= PROBLEM TO WORK ON =
Leave out the pictures and copy the remaining records exactly.

BEGIN DATA TO PROCESS

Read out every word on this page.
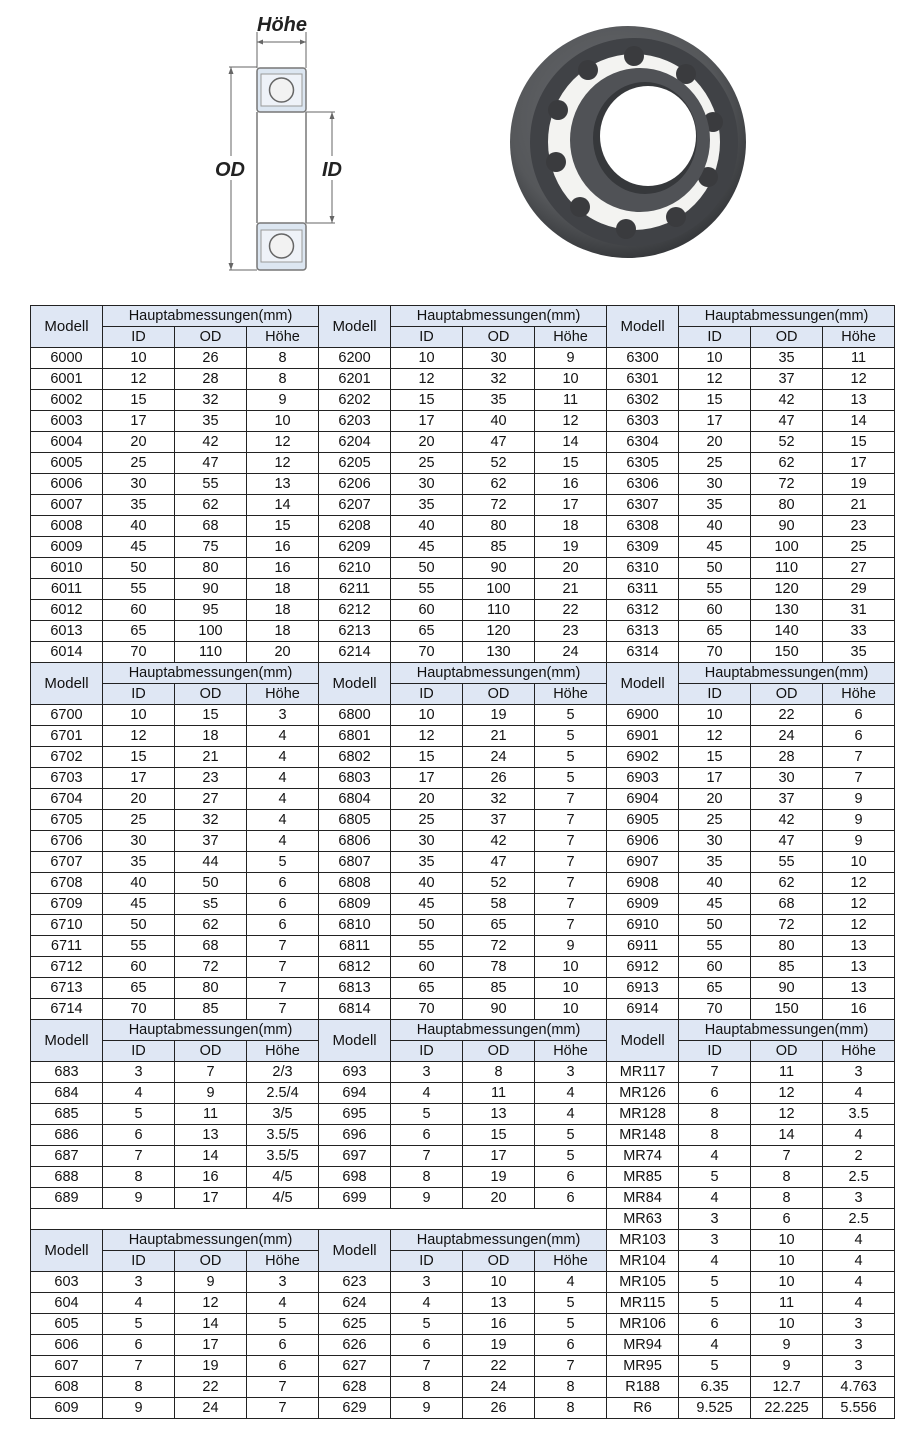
Höhe
OD	ID
Modell	Hauptabmessungen(mm)			Modell	Hauptabmessungen(mm)			Modell	Hauptabmessungen(mm)		
	ID	OD	Höhe		ID	OD	Höhe		ID	OD	Höhe
6000	10	26	8	6200	10	30	9	6300	10	35	11
6001	12	28	8	6201	12	32	10	6301	12	37	12
6002	15	32	9	6202	15	35	11	6302	15	42	13
6003	17	35	10	6203	17	40	12	6303	17	47	14
6004	20	42	12	6204	20	47	14	6304	20	52	15
6005	25	47	12	6205	25	52	15	6305	25	62	17
6006	30	55	13	6206	30	62	16	6306	30	72	19
6007	35	62	14	6207	35	72	17	6307	35	80	21
6008	40	68	15	6208	40	80	18	6308	40	90	23
6009	45	75	16	6209	45	85	19	6309	45	100	25
6010	50	80	16	6210	50	90	20	6310	50	110	27
6011	55	90	18	6211	55	100	21	6311	55	120	29
6012	60	95	18	6212	60	110	22	6312	60	130	31
6013	65	100	18	6213	65	120	23	6313	65	140	33
6014	70	110	20	6214	70	130	24	6314	70	150	35
Modell	Hauptabmessungen(mm)			Modell	Hauptabmessungen(mm)			Modell	Hauptabmessungen(mm)		
	ID	OD	Höhe		ID	OD	Höhe		ID	OD	Höhe
6700	10	15	3	6800	10	19	5	6900	10	22	6
6701	12	18	4	6801	12	21	5	6901	12	24	6
6702	15	21	4	6802	15	24	5	6902	15	28	7
6703	17	23	4	6803	17	26	5	6903	17	30	7
6704	20	27	4	6804	20	32	7	6904	20	37	9
6705	25	32	4	6805	25	37	7	6905	25	42	9
6706	30	37	4	6806	30	42	7	6906	30	47	9
6707	35	44	5	6807	35	47	7	6907	35	55	10
6708	40	50	6	6808	40	52	7	6908	40	62	12
6709	45	s5	6	6809	45	58	7	6909	45	68	12
6710	50	62	6	6810	50	65	7	6910	50	72	12
6711	55	68	7	6811	55	72	9	6911	55	80	13
6712	60	72	7	6812	60	78	10	6912	60	85	13
6713	65	80	7	6813	65	85	10	6913	65	90	13
6714	70	85	7	6814	70	90	10	6914	70	150	16
Modell	Hauptabmessungen(mm)			Modell	Hauptabmessungen(mm)			Modell	Hauptabmessungen(mm)		
	ID	OD	Höhe		ID	OD	Höhe		ID	OD	Höhe
683	3	7	2/3	693	3	8	3	MR117	7	11	3
684	4	9	2.5/4	694	4	11	4	MR126	6	12	4
685	5	11	3/5	695	5	13	4	MR128	8	12	3.5
686	6	13	3.5/5	696	6	15	5	MR148	8	14	4
687	7	14	3.5/5	697	7	17	5	MR74	4	7	2
688	8	16	4/5	698	8	19	6	MR85	5	8	2.5
689	9	17	4/5	699	9	20	6	MR84	4	8	3
								MR63	3	6	2.5
Modell	Hauptabmessungen(mm)			Modell	Hauptabmessungen(mm)			MR103	3	10	4
	ID	OD	Höhe		ID	OD	Höhe	MR104	4	10	4
603	3	9	3	623	3	10	4	MR105	5	10	4
604	4	12	4	624	4	13	5	MR115	5	11	4
605	5	14	5	625	5	16	5	MR106	6	10	3
606	6	17	6	626	6	19	6	MR94	4	9	3
607	7	19	6	627	7	22	7	MR95	5	9	3
608	8	22	7	628	8	24	8	R188	6.35	12.7	4.763
609	9	24	7	629	9	26	8	R6	9.525	22.225	5.556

END DATA TO PROCESS

= RESULT BELOW =
Read out every word on this page.
Höhe
OD	ID
Modell	Hauptabmessungen(mm)			Modell	Hauptabmessungen(mm)			Modell	Hauptabmessungen(mm)		
	ID	OD	Höhe		ID	OD	Höhe		ID	OD	Höhe
6000	10	26	8	6200	10	30	9	6300	10	35	11
6001	12	28	8	6201	12	32	10	6301	12	37	12
6002	15	32	9	6202	15	35	11	6302	15	42	13
6003	17	35	10	6203	17	40	12	6303	17	47	14
6004	20	42	12	6204	20	47	14	6304	20	52	15
6005	25	47	12	6205	25	52	15	6305	25	62	17
6006	30	55	13	6206	30	62	16	6306	30	72	19
6007	35	62	14	6207	35	72	17	6307	35	80	21
6008	40	68	15	6208	40	80	18	6308	40	90	23
6009	45	75	16	6209	45	85	19	6309	45	100	25
6010	50	80	16	6210	50	90	20	6310	50	110	27
6011	55	90	18	6211	55	100	21	6311	55	120	29
6012	60	95	18	6212	60	110	22	6312	60	130	31
6013	65	100	18	6213	65	120	23	6313	65	140	33
6014	70	110	20	6214	70	130	24	6314	70	150	35
Modell	Hauptabmessungen(mm)			Modell	Hauptabmessungen(mm)			Modell	Hauptabmessungen(mm)		
	ID	OD	Höhe		ID	OD	Höhe		ID	OD	Höhe
6700	10	15	3	6800	10	19	5	6900	10	22	6
6701	12	18	4	6801	12	21	5	6901	12	24	6
6702	15	21	4	6802	15	24	5	6902	15	28	7
6703	17	23	4	6803	17	26	5	6903	17	30	7
6704	20	27	4	6804	20	32	7	6904	20	37	9
6705	25	32	4	6805	25	37	7	6905	25	42	9
6706	30	37	4	6806	30	42	7	6906	30	47	9
6707	35	44	5	6807	35	47	7	6907	35	55	10
6708	40	50	6	6808	40	52	7	6908	40	62	12
6709	45	s5	6	6809	45	58	7	6909	45	68	12
6710	50	62	6	6810	50	65	7	6910	50	72	12
6711	55	68	7	6811	55	72	9	6911	55	80	13
6712	60	72	7	6812	60	78	10	6912	60	85	13
6713	65	80	7	6813	65	85	10	6913	65	90	13
6714	70	85	7	6814	70	90	10	6914	70	150	16
Modell	Hauptabmessungen(mm)			Modell	Hauptabmessungen(mm)			Modell	Hauptabmessungen(mm)		
	ID	OD	Höhe		ID	OD	Höhe		ID	OD	Höhe
683	3	7	2/3	693	3	8	3	MR117	7	11	3
684	4	9	2.5/4	694	4	11	4	MR126	6	12	4
685	5	11	3/5	695	5	13	4	MR128	8	12	3.5
686	6	13	3.5/5	696	6	15	5	MR148	8	14	4
687	7	14	3.5/5	697	7	17	5	MR74	4	7	2
688	8	16	4/5	698	8	19	6	MR85	5	8	2.5
689	9	17	4/5	699	9	20	6	MR84	4	8	3
								MR63	3	6	2.5
Modell	Hauptabmessungen(mm)			Modell	Hauptabmessungen(mm)			MR103	3	10	4
	ID	OD	Höhe		ID	OD	Höhe	MR104	4	10	4
603	3	9	3	623	3	10	4	MR105	5	10	4
604	4	12	4	624	4	13	5	MR115	5	11	4
605	5	14	5	625	5	16	5	MR106	6	10	3
606	6	17	6	626	6	19	6	MR94	4	9	3
607	7	19	6	627	7	22	7	MR95	5	9	3
608	8	22	7	628	8	24	8	R188	6.35	12.7	4.763
609	9	24	7	629	9	26	8	R6	9.525	22.225	5.556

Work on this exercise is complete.